Wherever the word "Ngày" shows up in a line, please copy that line.

--- begin ---

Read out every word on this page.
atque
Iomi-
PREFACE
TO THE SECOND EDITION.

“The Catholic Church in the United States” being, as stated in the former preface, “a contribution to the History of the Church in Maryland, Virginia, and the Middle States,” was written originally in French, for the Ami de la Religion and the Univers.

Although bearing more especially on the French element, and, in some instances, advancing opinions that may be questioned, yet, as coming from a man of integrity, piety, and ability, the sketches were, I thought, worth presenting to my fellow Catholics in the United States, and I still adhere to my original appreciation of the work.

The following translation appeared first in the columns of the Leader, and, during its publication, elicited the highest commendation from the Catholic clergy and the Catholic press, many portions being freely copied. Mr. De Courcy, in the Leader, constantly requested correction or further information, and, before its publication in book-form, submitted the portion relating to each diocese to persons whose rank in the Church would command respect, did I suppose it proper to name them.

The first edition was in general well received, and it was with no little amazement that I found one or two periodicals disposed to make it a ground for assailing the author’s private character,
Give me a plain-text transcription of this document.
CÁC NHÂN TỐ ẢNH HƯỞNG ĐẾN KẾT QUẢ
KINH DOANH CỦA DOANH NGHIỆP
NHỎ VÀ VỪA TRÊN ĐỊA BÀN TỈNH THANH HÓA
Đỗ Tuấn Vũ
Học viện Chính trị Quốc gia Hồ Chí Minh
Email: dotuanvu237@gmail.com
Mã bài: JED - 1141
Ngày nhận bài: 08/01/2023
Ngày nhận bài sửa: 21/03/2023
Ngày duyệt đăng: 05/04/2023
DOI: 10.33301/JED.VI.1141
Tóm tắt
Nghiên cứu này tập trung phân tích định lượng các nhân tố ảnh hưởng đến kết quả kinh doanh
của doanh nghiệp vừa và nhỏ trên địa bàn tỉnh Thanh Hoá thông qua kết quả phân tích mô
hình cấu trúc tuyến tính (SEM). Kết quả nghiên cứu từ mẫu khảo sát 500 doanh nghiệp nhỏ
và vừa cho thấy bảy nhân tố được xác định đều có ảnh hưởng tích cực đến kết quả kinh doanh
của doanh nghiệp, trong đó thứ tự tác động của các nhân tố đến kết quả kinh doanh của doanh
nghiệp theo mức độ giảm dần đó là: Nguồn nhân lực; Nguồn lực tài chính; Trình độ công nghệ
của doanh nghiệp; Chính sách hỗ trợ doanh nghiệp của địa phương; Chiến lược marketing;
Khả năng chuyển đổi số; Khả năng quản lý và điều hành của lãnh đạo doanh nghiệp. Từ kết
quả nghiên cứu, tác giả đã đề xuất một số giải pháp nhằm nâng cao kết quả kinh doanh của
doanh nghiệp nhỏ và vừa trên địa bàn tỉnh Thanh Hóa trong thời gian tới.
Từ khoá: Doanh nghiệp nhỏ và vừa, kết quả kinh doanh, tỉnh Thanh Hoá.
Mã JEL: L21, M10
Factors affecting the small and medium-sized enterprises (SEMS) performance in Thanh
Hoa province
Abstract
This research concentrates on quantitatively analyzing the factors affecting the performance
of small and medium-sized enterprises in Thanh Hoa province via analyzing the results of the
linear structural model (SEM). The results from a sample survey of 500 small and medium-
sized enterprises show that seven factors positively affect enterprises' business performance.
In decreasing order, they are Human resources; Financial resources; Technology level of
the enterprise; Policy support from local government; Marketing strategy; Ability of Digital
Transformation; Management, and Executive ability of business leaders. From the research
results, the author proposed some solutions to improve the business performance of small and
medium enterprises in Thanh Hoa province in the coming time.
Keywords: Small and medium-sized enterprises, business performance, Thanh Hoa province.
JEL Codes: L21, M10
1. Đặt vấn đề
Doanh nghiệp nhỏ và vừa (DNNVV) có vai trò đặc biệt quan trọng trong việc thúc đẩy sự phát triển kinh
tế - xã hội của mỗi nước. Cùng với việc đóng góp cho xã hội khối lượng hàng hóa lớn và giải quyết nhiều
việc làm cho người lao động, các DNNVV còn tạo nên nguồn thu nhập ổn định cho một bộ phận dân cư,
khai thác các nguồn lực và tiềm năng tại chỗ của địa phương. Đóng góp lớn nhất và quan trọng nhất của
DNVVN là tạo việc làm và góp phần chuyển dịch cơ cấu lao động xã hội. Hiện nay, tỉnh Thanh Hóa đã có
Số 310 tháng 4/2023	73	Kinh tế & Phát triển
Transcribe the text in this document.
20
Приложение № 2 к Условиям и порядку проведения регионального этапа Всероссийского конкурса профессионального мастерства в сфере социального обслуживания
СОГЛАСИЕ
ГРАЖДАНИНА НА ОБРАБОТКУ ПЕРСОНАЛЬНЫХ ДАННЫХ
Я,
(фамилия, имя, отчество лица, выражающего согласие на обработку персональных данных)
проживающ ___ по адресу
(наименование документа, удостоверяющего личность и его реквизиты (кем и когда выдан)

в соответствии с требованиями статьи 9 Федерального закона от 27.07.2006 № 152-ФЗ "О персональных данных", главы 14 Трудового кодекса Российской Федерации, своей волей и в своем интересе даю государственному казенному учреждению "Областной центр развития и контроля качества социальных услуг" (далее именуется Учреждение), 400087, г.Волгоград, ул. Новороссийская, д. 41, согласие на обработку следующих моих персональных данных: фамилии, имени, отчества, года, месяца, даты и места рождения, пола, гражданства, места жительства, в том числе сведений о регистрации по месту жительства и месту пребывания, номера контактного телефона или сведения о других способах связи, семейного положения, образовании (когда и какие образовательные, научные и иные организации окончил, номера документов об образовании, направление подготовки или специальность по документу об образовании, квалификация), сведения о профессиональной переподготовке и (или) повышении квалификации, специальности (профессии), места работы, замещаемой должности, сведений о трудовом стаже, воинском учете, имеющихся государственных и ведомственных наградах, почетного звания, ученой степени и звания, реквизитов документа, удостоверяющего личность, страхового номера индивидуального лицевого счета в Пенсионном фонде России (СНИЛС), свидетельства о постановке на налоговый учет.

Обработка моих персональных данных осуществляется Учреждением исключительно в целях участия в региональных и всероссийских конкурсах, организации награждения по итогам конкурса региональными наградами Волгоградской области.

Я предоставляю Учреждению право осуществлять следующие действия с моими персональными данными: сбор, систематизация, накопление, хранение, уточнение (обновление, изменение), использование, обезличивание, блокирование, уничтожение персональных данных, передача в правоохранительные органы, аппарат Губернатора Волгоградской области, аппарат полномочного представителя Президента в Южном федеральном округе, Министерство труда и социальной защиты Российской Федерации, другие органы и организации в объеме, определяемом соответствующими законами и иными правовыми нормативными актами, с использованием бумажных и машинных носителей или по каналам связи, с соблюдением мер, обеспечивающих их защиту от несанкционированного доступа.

--- end ---

### Problem solution
Ngày nhận bài: 08/01/2023
Ngày nhận bài sửa: 21/03/2023
Ngày duyệt đăng: 05/04/2023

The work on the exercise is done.